Исходный отрывок:
= = = =
Я чувствовал себя хорошо, ощущая силу настоящего времени. Больше всего я боялся после смерти отца и Лилетты потерять ощущение их присутствия в нашем настоящем. Оно обладает силой именно потому, что оно есть. Это то, что называется жизнью. С ее запахами и болезнями. Одна смерть похожа на другую, один уход – на другой. А вот наше настоящее подобно огню, оно обжигает. Оно мешает остановиться. Любить прошлое – сомнительное дело. Я не хотел бы походить на свои воспоминания. Правилом в жизни моих родителей было время, биение сердца часов – тик-так, тик-так.
Смерть их обоих была для меня подарком. Мы никогда не умели разговаривать друг с другом, не причиняя боли.
На Рождество у меня была голая елка. Без подарков. Я родился 27 декабря… Я не собирался говорить об этом… Еще скажут… В общем, Лилетта не хотела меня, она часто рассказывала мне об этом. Я родился через два дня после Рождества. Она никуда не могла уехать, она не получила подарков, ибо Рождество 1948 года принесло ей только боль, вероятно, сильную боль. Она говорила мне, что, давая мне жизнь, она словно лишала себя оной. Мое рождение было похоже на ужасный рождественский подарок. Подарок для бедных: ботинок с апельсином внутри. По мне – самый прекрасный подарок.
= = = =
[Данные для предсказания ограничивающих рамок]
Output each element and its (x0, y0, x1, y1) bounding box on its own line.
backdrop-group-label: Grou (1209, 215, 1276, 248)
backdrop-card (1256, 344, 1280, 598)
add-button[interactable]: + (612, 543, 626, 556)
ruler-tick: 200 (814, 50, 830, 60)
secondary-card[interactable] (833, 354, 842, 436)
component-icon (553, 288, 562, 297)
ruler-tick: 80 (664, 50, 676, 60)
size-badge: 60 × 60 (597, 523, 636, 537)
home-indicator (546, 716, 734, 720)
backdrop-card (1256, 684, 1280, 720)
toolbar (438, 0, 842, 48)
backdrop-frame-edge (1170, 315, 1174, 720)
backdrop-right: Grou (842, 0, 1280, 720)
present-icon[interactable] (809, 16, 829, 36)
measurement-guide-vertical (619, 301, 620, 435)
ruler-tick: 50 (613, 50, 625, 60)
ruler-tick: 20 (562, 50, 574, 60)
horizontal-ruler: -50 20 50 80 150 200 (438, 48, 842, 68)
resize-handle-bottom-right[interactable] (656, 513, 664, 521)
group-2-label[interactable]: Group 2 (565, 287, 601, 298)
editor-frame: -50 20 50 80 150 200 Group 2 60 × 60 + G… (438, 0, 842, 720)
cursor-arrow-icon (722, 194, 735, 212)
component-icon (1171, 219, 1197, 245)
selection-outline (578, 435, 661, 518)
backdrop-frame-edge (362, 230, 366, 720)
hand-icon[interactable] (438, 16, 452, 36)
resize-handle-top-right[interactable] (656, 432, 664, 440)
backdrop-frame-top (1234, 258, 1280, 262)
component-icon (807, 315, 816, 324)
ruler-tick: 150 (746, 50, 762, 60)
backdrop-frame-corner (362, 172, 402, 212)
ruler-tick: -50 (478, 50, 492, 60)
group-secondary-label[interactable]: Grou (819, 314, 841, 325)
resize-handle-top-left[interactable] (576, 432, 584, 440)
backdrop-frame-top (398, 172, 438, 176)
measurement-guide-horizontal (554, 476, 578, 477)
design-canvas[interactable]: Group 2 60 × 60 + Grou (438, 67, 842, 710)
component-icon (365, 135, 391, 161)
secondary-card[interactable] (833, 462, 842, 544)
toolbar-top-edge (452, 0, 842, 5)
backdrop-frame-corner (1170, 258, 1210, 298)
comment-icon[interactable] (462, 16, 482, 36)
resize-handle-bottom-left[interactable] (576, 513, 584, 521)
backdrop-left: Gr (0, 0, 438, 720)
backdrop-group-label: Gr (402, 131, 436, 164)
= = = =
Что сделать:
Выпишите из отрывка все предложения, в которых есть слово «подарок» в любой форме. Строки здесь никакой роли не играют.

Ответ:
Смерть их обоих была для меня подарком.
Без подарков.
Она никуда не могла уехать, она не получила подарков, ибо Рождество 1948 года принесло ей только боль, вероятно, сильную боль.
Мое рождение было похоже на ужасный рождественский подарок.
Подарок для бедных: ботинок с апельсином внутри.
По мне – самый прекрасный подарок.